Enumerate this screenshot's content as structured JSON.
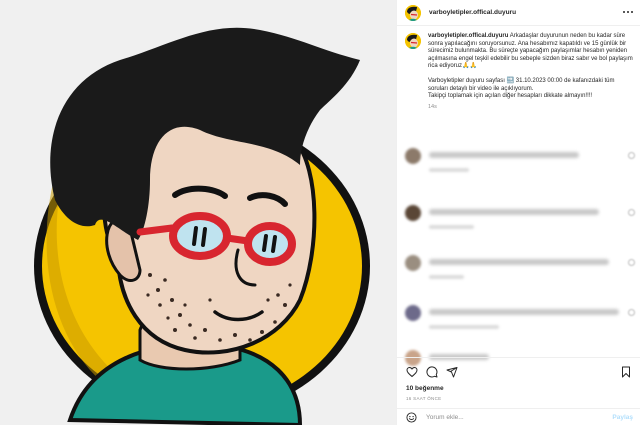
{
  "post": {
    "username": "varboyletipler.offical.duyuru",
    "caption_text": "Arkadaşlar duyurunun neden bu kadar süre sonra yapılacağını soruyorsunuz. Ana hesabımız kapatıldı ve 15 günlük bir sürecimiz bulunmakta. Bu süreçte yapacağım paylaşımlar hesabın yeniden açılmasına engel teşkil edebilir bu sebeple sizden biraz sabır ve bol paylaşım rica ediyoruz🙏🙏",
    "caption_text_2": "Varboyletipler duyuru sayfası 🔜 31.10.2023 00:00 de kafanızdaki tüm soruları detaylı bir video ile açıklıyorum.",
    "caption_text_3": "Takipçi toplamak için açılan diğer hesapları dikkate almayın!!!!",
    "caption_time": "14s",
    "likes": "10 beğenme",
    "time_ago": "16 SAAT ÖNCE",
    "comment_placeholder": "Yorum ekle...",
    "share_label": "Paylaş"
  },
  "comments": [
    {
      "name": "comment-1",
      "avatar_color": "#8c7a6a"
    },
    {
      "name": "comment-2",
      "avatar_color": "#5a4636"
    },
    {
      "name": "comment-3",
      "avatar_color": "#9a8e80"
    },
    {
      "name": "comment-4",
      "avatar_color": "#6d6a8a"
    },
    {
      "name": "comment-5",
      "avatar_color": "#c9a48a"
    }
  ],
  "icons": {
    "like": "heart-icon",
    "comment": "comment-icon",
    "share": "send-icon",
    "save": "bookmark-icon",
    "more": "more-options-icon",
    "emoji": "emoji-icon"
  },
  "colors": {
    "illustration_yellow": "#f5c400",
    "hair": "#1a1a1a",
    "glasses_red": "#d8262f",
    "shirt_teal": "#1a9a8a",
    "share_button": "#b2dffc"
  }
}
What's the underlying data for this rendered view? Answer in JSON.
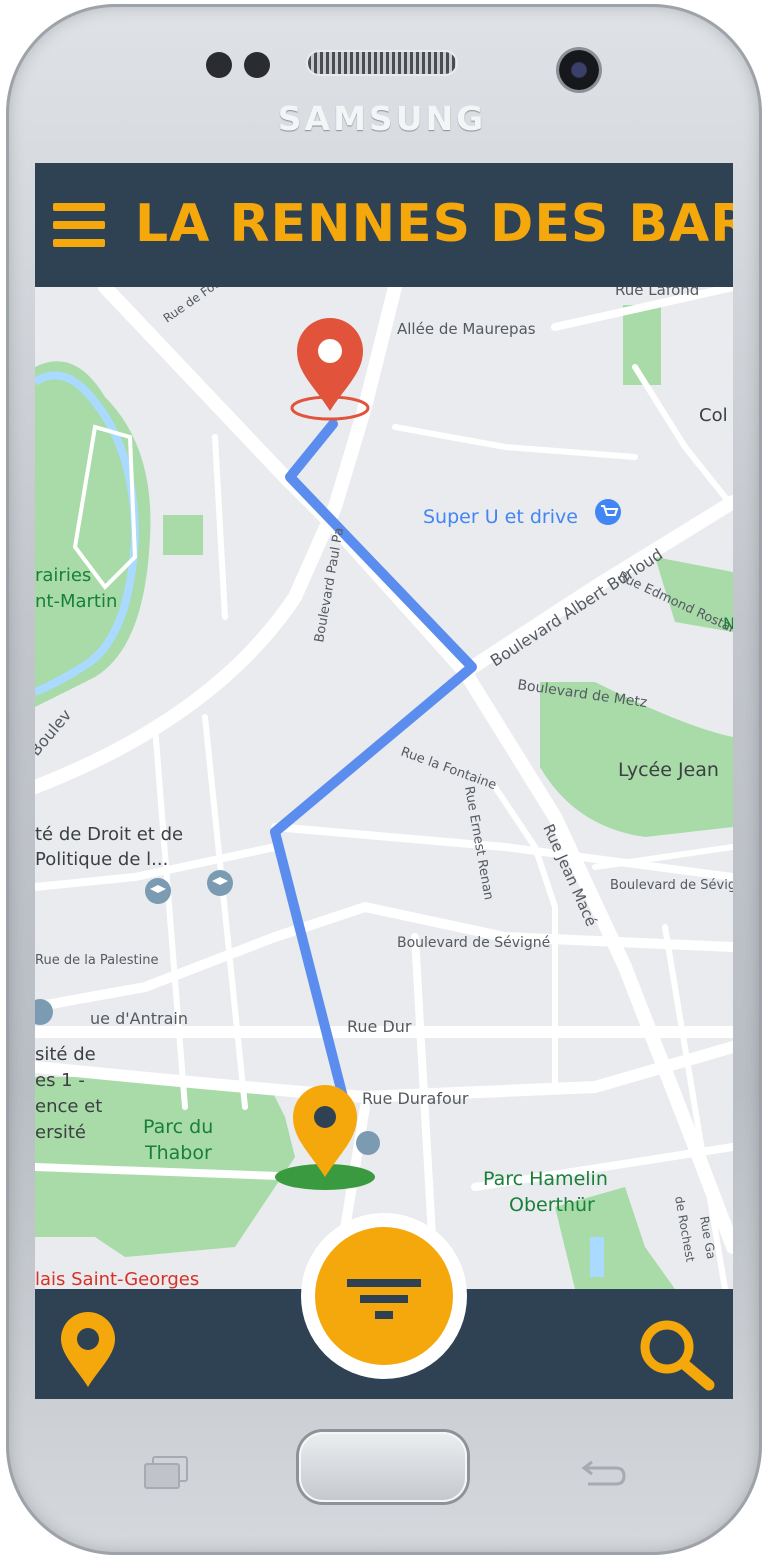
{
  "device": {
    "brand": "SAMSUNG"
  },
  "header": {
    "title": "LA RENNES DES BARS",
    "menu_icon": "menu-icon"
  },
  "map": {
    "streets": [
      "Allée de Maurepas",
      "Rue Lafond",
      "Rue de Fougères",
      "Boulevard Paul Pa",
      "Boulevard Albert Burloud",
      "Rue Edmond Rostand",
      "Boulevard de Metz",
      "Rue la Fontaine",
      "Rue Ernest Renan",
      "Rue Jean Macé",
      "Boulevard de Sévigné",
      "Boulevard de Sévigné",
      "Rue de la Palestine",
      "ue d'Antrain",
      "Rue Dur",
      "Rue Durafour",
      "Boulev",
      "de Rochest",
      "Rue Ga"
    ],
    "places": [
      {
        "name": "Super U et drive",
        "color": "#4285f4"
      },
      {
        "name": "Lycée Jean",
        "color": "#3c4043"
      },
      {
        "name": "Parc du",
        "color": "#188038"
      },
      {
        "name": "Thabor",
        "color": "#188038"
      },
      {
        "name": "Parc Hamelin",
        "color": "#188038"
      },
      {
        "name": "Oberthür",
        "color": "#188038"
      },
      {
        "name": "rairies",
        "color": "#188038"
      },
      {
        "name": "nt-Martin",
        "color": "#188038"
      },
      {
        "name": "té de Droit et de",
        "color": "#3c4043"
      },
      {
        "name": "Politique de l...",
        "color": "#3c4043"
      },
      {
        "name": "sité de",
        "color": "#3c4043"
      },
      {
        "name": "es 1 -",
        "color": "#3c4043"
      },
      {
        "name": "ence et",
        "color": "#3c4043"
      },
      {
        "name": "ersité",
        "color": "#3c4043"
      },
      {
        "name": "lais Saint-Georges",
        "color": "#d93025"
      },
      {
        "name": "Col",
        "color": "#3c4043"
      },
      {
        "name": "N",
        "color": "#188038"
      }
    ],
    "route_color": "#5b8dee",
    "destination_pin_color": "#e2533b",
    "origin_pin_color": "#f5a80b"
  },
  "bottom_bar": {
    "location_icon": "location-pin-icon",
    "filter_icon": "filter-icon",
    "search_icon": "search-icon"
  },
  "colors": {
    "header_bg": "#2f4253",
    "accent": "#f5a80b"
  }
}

- - - - - - -

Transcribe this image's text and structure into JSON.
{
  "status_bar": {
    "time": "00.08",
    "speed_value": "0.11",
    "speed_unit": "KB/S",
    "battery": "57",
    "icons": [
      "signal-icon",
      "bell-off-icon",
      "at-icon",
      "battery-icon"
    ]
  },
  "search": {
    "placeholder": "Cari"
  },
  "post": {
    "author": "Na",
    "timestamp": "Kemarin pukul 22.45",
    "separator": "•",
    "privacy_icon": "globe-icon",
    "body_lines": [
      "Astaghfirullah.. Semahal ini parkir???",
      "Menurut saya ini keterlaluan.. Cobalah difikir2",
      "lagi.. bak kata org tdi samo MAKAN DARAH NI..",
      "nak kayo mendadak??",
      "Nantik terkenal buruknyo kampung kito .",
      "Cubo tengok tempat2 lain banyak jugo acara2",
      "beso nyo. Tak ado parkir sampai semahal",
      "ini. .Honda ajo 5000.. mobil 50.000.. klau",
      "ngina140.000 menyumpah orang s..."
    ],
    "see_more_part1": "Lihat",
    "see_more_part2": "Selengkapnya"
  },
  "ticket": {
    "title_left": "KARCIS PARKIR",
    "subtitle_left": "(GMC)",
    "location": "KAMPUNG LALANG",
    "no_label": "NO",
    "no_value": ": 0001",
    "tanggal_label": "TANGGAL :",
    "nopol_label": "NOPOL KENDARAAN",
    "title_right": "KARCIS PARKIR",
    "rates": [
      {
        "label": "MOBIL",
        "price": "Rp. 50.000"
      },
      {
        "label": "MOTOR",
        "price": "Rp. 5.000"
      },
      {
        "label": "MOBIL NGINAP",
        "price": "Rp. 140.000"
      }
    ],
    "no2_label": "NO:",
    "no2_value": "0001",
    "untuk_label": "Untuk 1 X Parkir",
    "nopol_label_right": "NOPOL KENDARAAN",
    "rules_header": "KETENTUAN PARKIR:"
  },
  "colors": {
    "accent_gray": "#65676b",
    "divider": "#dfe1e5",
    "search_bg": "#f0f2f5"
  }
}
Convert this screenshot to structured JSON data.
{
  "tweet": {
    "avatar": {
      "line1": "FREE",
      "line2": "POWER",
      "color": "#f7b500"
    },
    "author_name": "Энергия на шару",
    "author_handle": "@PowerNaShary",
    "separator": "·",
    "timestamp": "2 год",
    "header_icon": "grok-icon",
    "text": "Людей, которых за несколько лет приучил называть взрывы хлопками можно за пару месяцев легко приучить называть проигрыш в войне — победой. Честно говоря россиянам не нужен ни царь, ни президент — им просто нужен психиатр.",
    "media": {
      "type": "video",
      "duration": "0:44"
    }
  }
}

- - - - - - -

Single out each line of the records above with the string "KENDARAAN" in it, and copy it.

    "nopol_label": "NOPOL KENDARAAN",
    "nopol_label_right": "NOPOL KENDARAAN",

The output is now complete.